Records:
....
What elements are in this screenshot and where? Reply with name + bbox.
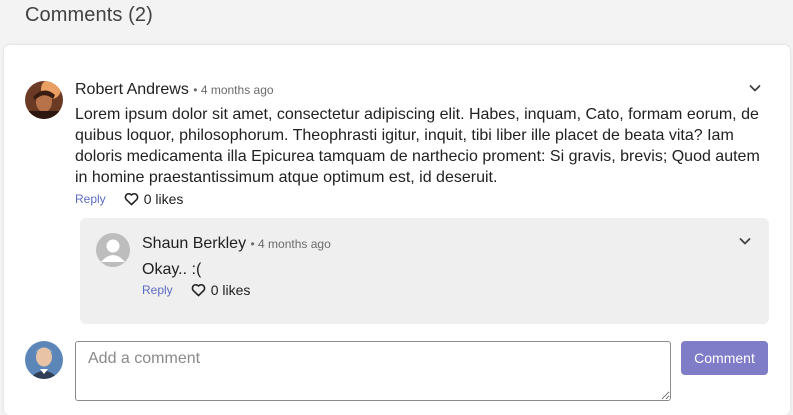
like-button[interactable]: 0 likes — [124, 191, 184, 207]
reply-thread: Shaun Berkley • 4 months ago Okay.. :( R… — [80, 218, 769, 324]
comment-input[interactable] — [75, 341, 671, 401]
likes-count: 0 likes — [210, 282, 251, 298]
comment-submit-button[interactable]: Comment — [681, 341, 768, 375]
reply-actions: Reply 0 likes — [142, 282, 250, 298]
comment-author: Robert Andrews — [75, 81, 189, 98]
heart-outline-icon — [191, 283, 206, 297]
user-placeholder-icon — [96, 233, 130, 267]
comment-actions: Reply 0 likes — [75, 191, 183, 207]
reply-header: Shaun Berkley • 4 months ago — [142, 235, 331, 253]
comments-card: Robert Andrews • 4 months ago Lorem ipsu… — [4, 45, 790, 415]
comments-heading: Comments (2) — [25, 4, 153, 26]
reply-timestamp: • 4 months ago — [250, 237, 331, 251]
reply-button[interactable]: Reply — [142, 283, 173, 297]
heart-outline-icon — [124, 192, 139, 206]
comment-timestamp: • 4 months ago — [193, 83, 274, 97]
comment-header: Robert Andrews • 4 months ago — [75, 81, 274, 99]
chevron-down-icon[interactable] — [747, 80, 763, 96]
likes-count: 0 likes — [143, 191, 184, 207]
chevron-down-icon[interactable] — [737, 233, 753, 249]
reply-author: Shaun Berkley — [142, 235, 247, 252]
avatar-robert-andrews — [25, 81, 63, 119]
reply-body: Okay.. :( — [142, 261, 202, 278]
like-button[interactable]: 0 likes — [191, 282, 251, 298]
comment-body: Lorem ipsum dolor sit amet, consectetur … — [75, 106, 760, 186]
reply-button[interactable]: Reply — [75, 192, 106, 206]
current-user-avatar — [25, 341, 63, 379]
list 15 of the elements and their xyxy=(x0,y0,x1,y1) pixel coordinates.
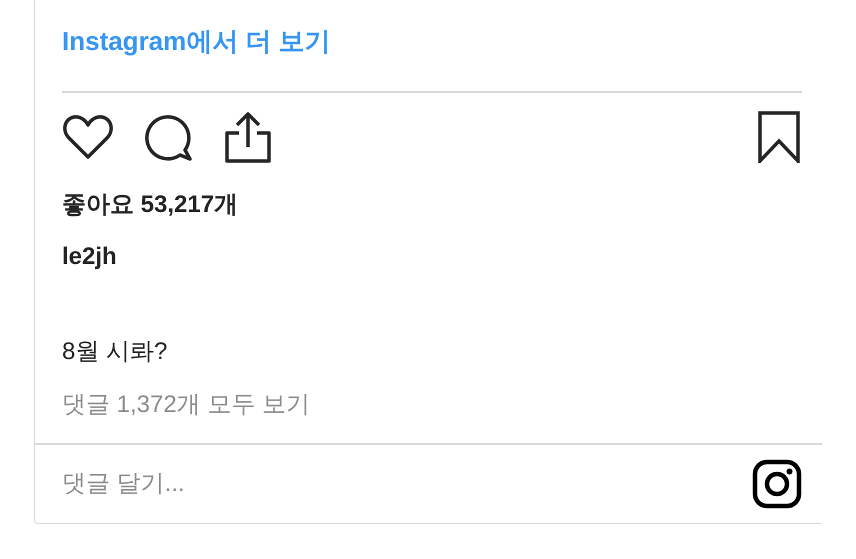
speech-bubble-icon xyxy=(144,112,194,162)
comment-field[interactable]: 댓글 달기... xyxy=(62,470,752,498)
view-more-link[interactable]: Instagram에서 더 보기 xyxy=(62,24,331,59)
like-button[interactable] xyxy=(62,113,114,161)
username[interactable]: le2jh xyxy=(62,243,117,271)
view-comments-link[interactable]: 댓글 1,372개 모두 보기 xyxy=(62,388,310,420)
save-button[interactable] xyxy=(758,111,800,163)
likes-count: 좋아요 53,217개 xyxy=(62,190,238,220)
caption: 8월 시롸? xyxy=(62,337,168,367)
comment-button[interactable] xyxy=(144,112,194,162)
bookmark-icon xyxy=(758,111,800,163)
share-icon xyxy=(224,111,272,163)
share-button[interactable] xyxy=(224,111,272,163)
heart-icon xyxy=(62,113,114,161)
camera-outline-icon xyxy=(752,459,802,509)
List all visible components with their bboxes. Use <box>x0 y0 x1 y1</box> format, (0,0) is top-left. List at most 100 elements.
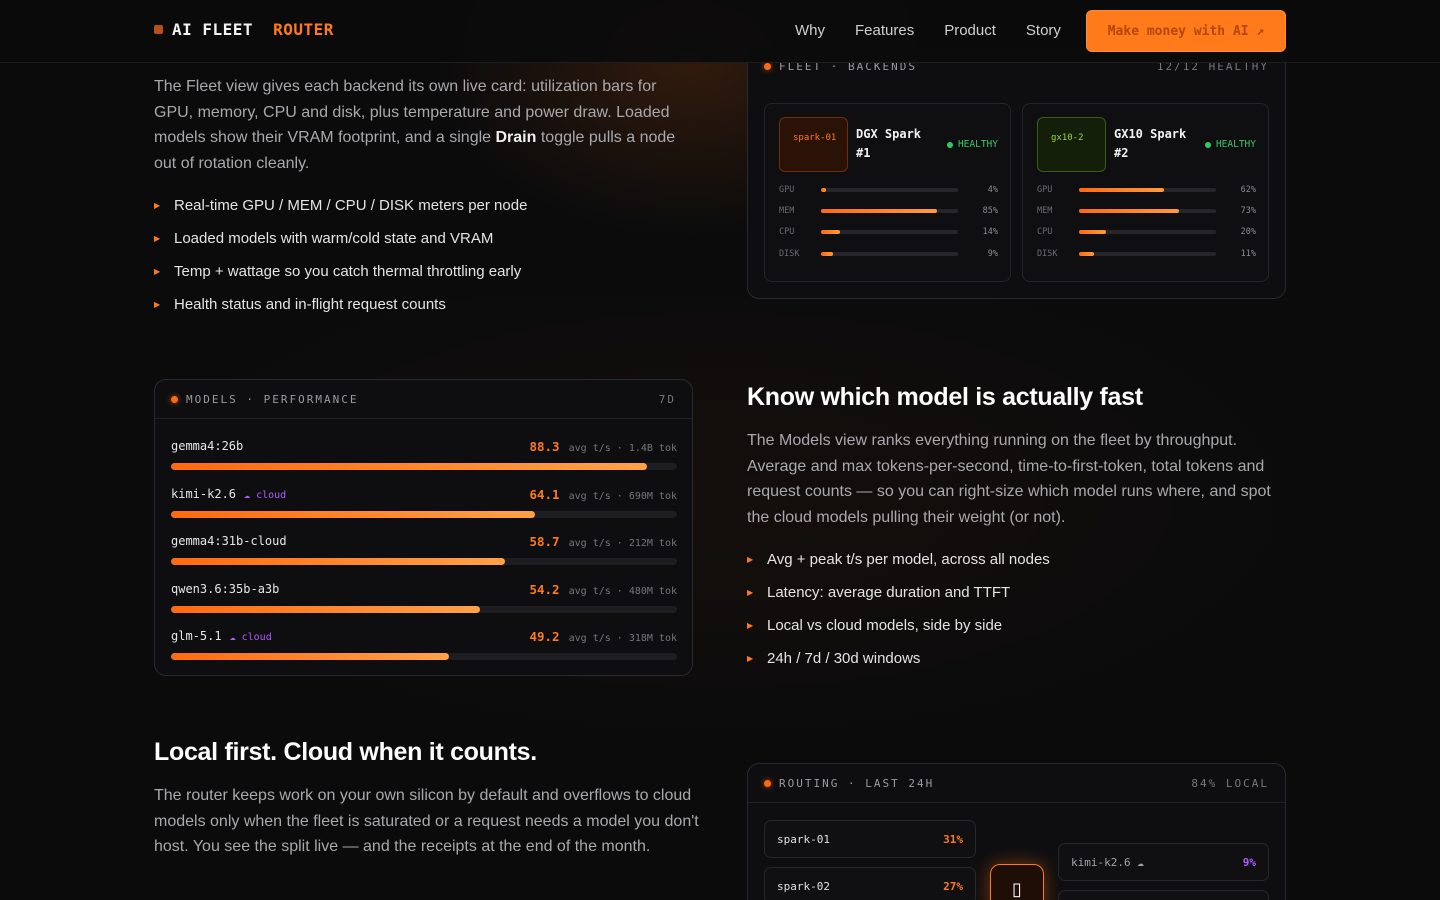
time-window-label[interactable]: 7D <box>659 393 676 406</box>
model-tps-unit: avg t/s · <box>568 585 623 597</box>
cta-button[interactable]: Make money with AI ↗ <box>1086 10 1286 52</box>
nav-link-why[interactable]: Why <box>795 22 825 39</box>
list-item: ▶ Health status and in-flight request cou… <box>154 288 527 321</box>
meter-label: MEM <box>779 206 795 216</box>
model-name-text: kimi-k2.6 <box>171 486 237 501</box>
cloud-badge: ☁ cloud <box>244 489 287 501</box>
routing-card-header: ROUTING · LAST 24H 84% LOCAL <box>748 764 1285 803</box>
meter-value: 20% <box>1240 227 1256 237</box>
model-bar-track <box>171 653 677 660</box>
model-name: kimi-k2.6 ☁ cloud <box>171 487 286 501</box>
model-row[interactable]: gemma4:26b 88.3 avg t/s · 1.4B tok <box>171 439 677 486</box>
model-tps: 88.3 <box>529 439 560 454</box>
health-dot-icon <box>946 141 953 148</box>
nav-link-story[interactable]: Story <box>1026 22 1061 39</box>
model-row[interactable]: kimi-k2.6 ☁ cloud 64.1 avg t/s · 690M tok <box>171 487 677 534</box>
route-cloud-kimi[interactable]: kimi-k2.6 ☁ 9% <box>1058 843 1269 881</box>
model-tokens: 480M tok <box>628 585 677 597</box>
node-chip: gx10-2 <box>1037 117 1106 172</box>
node-card-gx10-2[interactable]: gx10-2 GX10 Spark #2 HEALTHY GPU 62% MEM 7… <box>1022 103 1269 282</box>
meter-fill <box>1079 209 1179 213</box>
model-bar-fill <box>171 510 536 518</box>
list-item: ▶ Avg + peak t/s per model, across all no… <box>747 543 1050 576</box>
bullet-arrow-icon: ▶ <box>154 300 161 309</box>
models-card-title: MODELS · PERFORMANCE <box>186 392 359 406</box>
meter-label: DISK <box>1037 249 1058 259</box>
fleet-card: FLEET · BACKENDS 12/12 HEALTHY spark-01 … <box>747 47 1286 299</box>
brand-logo[interactable]: AI FLEET ROUTER <box>154 20 334 39</box>
bullet-text: Real-time GPU / MEM / CPU / DISK meters … <box>174 197 528 214</box>
meter-value: 73% <box>1240 206 1256 216</box>
model-name-text: qwen3.6:35b-a3b <box>171 581 280 596</box>
route-node-spark-02[interactable]: spark-02 27% <box>764 867 976 900</box>
bullet-arrow-icon: ▶ <box>154 234 161 243</box>
meter-fill <box>1079 252 1095 256</box>
meter-value: 62% <box>1240 185 1256 195</box>
route-node-share: 31% <box>943 832 963 846</box>
model-tokens: 1.4B tok <box>628 443 677 454</box>
model-bar-fill <box>171 653 450 660</box>
meter-cpu: CPU 20% <box>1037 226 1256 238</box>
model-stat: 64.1 avg t/s · 690M tok <box>529 487 677 502</box>
model-bar-fill <box>171 558 505 565</box>
meter-mem: MEM 85% <box>779 205 998 217</box>
nav-link-features[interactable]: Features <box>855 22 914 39</box>
routing-description: The router keeps work on your own silico… <box>154 787 699 855</box>
bullet-arrow-icon: ▶ <box>154 201 161 210</box>
bullet-text: Health status and in-flight request coun… <box>174 296 446 313</box>
node-name: DGX Spark #1 <box>856 127 922 160</box>
meter-track <box>821 209 958 213</box>
route-node-share: 27% <box>943 879 963 893</box>
bullet-arrow-icon: ▶ <box>747 588 754 597</box>
nav-link-product[interactable]: Product <box>944 22 996 39</box>
brand-name: AI FLEET <box>172 20 254 39</box>
model-tps: 49.2 <box>529 629 560 644</box>
models-card: MODELS · PERFORMANCE 7D gemma4:26b 88.3 a… <box>154 379 693 676</box>
live-dot-icon <box>764 779 771 787</box>
bullet-arrow-icon: ▶ <box>747 555 754 564</box>
meter-cpu: CPU 14% <box>779 226 998 238</box>
meter-label: CPU <box>779 227 795 237</box>
meter-fill <box>1079 230 1107 234</box>
model-name: qwen3.6:35b-a3b <box>171 582 279 596</box>
node-card-spark-01[interactable]: spark-01 DGX Spark #1 HEALTHY GPU 4% MEM 8… <box>764 103 1011 282</box>
status-badge: HEALTHY <box>1204 139 1256 150</box>
models-card-header: MODELS · PERFORMANCE 7D <box>155 380 692 419</box>
list-item: ▶ Latency: average duration and TTFT <box>747 576 1050 609</box>
route-cloud-next[interactable] <box>1058 890 1269 900</box>
models-bullet-list: ▶ Avg + peak t/s per model, across all no… <box>747 543 1050 675</box>
route-node-name: spark-02 <box>777 879 830 893</box>
model-tokens: 318M tok <box>628 633 677 644</box>
meter-fill <box>821 230 841 234</box>
model-row[interactable]: gemma4:31b-cloud 58.7 avg t/s · 212M tok <box>171 534 677 581</box>
live-dot-icon <box>171 395 178 403</box>
model-row[interactable]: qwen3.6:35b-a3b 54.2 avg t/s · 480M tok <box>171 582 677 629</box>
health-label: HEALTHY <box>957 139 998 150</box>
list-item: ▶ Real-time GPU / MEM / CPU / DISK meters… <box>154 189 527 222</box>
model-tps: 54.2 <box>529 581 560 597</box>
models-description: The Models view ranks everything running… <box>747 432 1271 526</box>
model-tps: 64.1 <box>529 486 560 502</box>
list-item: ▶ 24h / 7d / 30d windows <box>747 642 1050 675</box>
local-share-summary: 84% LOCAL <box>1191 776 1269 790</box>
model-row[interactable]: glm-5.1 ☁ cloud 49.2 avg t/s · 318M tok <box>171 629 677 676</box>
bullet-arrow-icon: ▶ <box>747 654 754 663</box>
meter-gpu: GPU 62% <box>1037 184 1256 196</box>
model-stat: 54.2 avg t/s · 480M tok <box>529 582 677 597</box>
route-cloud-name: kimi-k2.6 ☁ <box>1071 855 1144 869</box>
health-label: HEALTHY <box>1215 139 1256 150</box>
meter-track <box>1079 209 1216 213</box>
model-tps-unit: avg t/s · <box>568 443 623 454</box>
meter-value: 4% <box>987 185 998 195</box>
model-bar-track <box>171 463 677 470</box>
model-name-text: glm-5.1 <box>171 629 222 643</box>
list-item: ▶ Loaded models with warm/cold state and … <box>154 222 527 255</box>
model-name-text: gemma4:31b-cloud <box>171 534 287 548</box>
model-tps-unit: avg t/s · <box>568 490 623 502</box>
route-cloud-share: 9% <box>1242 855 1256 869</box>
fleet-bullet-list: ▶ Real-time GPU / MEM / CPU / DISK meters… <box>154 189 527 321</box>
route-node-spark-01[interactable]: spark-01 31% <box>764 820 976 858</box>
meter-label: GPU <box>779 185 795 195</box>
meter-label: GPU <box>1037 185 1053 195</box>
list-item: ▶ Temp + wattage so you catch thermal thr… <box>154 255 527 288</box>
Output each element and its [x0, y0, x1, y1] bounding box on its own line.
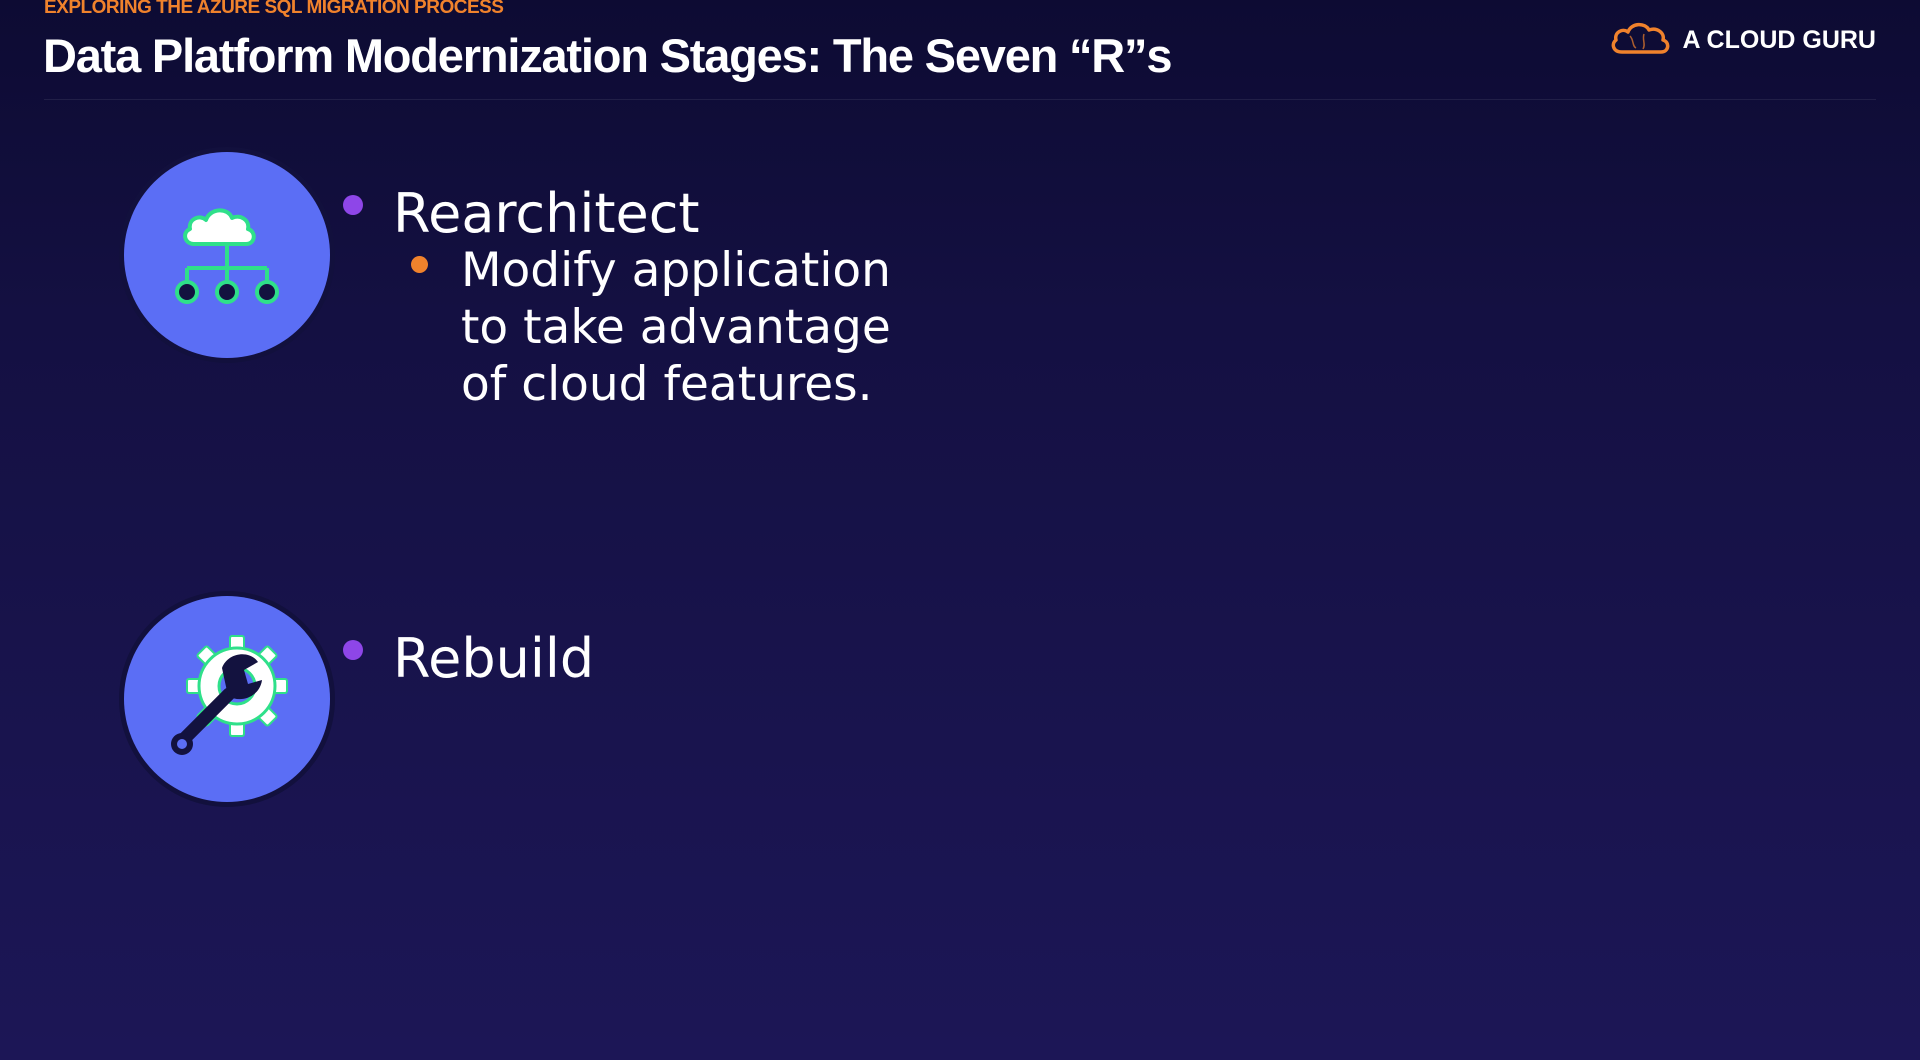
....
Stated problem: Copy out the stretch of the records from the line that contains "like-button[interactable]: 0 likes — [124, 191, 184, 207]" through the line that contains "reply-header: Shaun Berkley", keeping each line unchanged.

Task result:
like-button[interactable]: 0 likes — [124, 191, 184, 207]
reply-thread: Shaun Berkley • 4 months ago Okay.. :( R… — [80, 218, 769, 324]
comment-input[interactable] — [75, 341, 671, 401]
likes-count: 0 likes — [210, 282, 251, 298]
comment-submit-button[interactable]: Comment — [681, 341, 768, 375]
reply-actions: Reply 0 likes — [142, 282, 250, 298]
comment-author: Robert Andrews — [75, 81, 189, 98]
heart-outline-icon — [191, 283, 206, 297]
user-placeholder-icon — [96, 233, 130, 267]
comment-actions: Reply 0 likes — [75, 191, 183, 207]
reply-header: Shaun Berkley • 4 months ago — [142, 235, 331, 253]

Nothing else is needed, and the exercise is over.